* [Exercise directions]: Find each line holding "right" and copy it out.
----------
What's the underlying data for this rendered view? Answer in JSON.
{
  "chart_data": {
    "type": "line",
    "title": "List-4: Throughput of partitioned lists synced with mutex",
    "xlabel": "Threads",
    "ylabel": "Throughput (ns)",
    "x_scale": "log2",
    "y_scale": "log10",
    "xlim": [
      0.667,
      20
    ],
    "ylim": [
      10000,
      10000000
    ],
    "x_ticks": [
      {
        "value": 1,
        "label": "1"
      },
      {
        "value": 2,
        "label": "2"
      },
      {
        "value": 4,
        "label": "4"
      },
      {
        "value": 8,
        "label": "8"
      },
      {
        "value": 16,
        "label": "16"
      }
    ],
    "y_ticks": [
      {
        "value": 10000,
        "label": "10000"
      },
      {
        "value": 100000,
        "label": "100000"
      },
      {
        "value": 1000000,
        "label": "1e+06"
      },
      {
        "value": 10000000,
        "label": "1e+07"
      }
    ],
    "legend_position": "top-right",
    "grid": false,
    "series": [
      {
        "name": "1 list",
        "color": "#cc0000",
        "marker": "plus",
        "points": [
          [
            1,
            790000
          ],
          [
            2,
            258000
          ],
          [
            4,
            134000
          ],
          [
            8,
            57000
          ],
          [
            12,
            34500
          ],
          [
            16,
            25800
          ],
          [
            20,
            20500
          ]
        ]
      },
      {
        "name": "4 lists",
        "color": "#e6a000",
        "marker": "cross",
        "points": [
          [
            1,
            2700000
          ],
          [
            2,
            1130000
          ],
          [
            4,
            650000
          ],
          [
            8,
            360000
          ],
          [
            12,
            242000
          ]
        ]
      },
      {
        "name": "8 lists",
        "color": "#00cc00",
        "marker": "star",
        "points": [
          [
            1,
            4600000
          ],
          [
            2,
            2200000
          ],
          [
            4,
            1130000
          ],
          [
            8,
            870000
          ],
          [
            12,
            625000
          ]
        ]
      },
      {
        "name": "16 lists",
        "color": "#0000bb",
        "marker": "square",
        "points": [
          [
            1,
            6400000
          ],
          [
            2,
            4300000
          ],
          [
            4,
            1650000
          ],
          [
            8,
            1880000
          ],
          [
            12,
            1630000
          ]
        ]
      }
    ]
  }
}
----------
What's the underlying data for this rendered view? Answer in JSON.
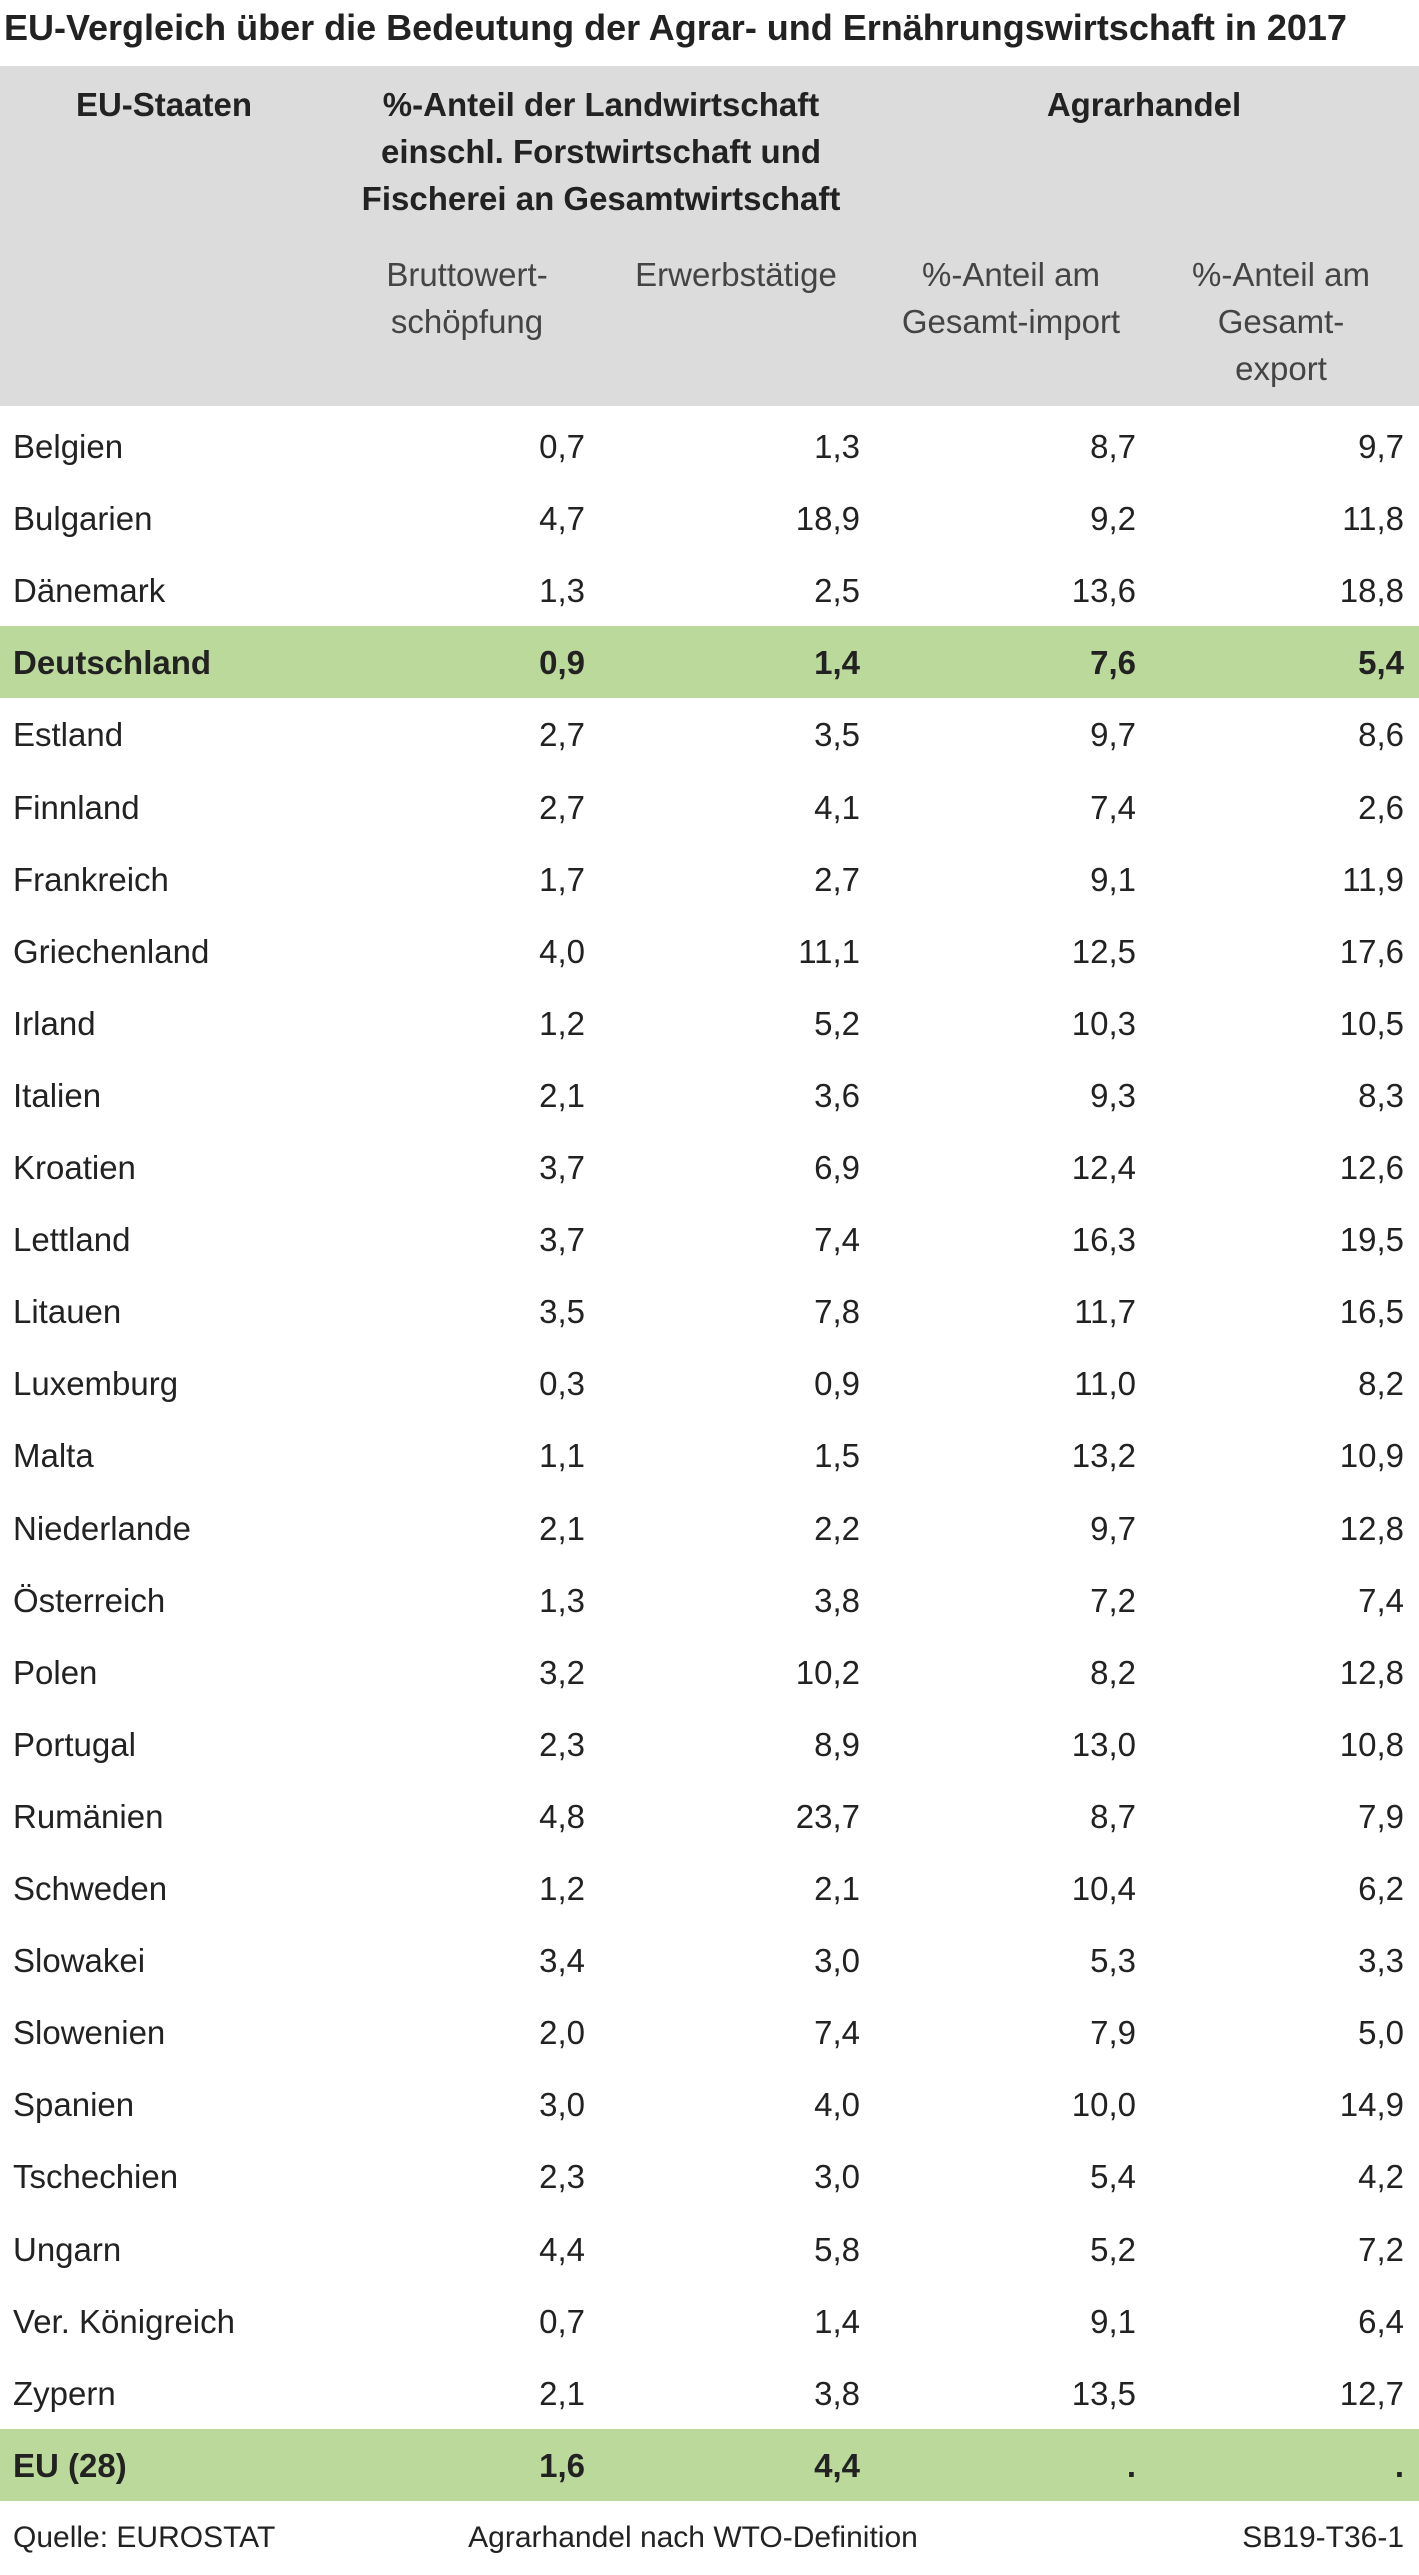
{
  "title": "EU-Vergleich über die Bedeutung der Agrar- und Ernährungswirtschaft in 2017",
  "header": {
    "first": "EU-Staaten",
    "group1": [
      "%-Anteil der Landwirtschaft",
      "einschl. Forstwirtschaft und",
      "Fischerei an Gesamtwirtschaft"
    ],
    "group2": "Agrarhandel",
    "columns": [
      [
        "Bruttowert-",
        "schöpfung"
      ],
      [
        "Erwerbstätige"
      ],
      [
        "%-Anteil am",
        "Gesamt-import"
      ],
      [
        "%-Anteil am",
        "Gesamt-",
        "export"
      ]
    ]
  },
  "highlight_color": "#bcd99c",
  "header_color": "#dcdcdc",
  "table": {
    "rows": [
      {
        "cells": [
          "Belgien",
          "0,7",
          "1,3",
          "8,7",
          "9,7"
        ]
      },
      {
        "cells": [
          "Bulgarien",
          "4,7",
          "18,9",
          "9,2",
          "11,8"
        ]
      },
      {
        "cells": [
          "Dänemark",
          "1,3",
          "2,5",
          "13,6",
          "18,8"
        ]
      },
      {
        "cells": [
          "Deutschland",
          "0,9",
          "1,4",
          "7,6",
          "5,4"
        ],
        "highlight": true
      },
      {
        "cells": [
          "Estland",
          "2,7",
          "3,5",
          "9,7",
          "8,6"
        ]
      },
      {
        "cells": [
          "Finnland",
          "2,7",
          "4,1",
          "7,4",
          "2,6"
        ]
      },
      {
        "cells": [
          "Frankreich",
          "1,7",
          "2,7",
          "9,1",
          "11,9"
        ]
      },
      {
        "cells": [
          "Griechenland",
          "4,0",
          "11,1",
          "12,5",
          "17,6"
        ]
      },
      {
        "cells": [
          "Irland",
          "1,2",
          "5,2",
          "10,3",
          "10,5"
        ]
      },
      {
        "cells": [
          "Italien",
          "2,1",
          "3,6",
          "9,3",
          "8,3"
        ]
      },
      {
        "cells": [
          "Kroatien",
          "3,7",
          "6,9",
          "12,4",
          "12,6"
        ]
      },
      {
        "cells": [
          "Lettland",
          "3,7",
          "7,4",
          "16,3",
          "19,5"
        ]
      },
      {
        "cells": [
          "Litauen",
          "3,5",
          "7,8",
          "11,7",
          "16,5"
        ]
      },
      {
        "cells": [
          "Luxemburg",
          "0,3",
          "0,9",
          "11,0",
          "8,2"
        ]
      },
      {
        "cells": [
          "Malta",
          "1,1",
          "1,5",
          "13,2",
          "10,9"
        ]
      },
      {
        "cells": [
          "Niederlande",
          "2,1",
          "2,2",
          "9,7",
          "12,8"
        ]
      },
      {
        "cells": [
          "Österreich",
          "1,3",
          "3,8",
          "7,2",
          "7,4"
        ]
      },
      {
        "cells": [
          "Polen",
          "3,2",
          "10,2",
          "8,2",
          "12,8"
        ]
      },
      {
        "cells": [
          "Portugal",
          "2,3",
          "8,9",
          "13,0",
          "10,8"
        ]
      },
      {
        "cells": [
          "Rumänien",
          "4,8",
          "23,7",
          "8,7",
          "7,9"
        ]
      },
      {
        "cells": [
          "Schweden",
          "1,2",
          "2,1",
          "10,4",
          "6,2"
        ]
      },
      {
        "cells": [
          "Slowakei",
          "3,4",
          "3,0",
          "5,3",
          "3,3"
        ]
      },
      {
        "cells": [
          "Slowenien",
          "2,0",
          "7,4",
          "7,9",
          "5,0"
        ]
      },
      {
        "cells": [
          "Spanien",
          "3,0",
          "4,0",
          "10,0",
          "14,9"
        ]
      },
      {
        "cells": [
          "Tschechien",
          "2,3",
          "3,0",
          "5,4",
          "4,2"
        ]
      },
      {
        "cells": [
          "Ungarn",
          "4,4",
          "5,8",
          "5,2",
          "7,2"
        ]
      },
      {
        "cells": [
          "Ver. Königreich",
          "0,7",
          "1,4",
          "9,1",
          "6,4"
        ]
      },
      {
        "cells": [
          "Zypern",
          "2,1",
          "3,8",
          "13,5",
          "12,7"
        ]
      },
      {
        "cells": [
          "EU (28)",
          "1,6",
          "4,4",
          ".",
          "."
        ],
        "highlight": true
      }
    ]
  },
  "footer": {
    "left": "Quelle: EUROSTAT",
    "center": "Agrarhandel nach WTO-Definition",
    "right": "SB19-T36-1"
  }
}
----------
* [Exercise result]:
    "legend_position": "top-right",
    "right": "SB19-T36-1"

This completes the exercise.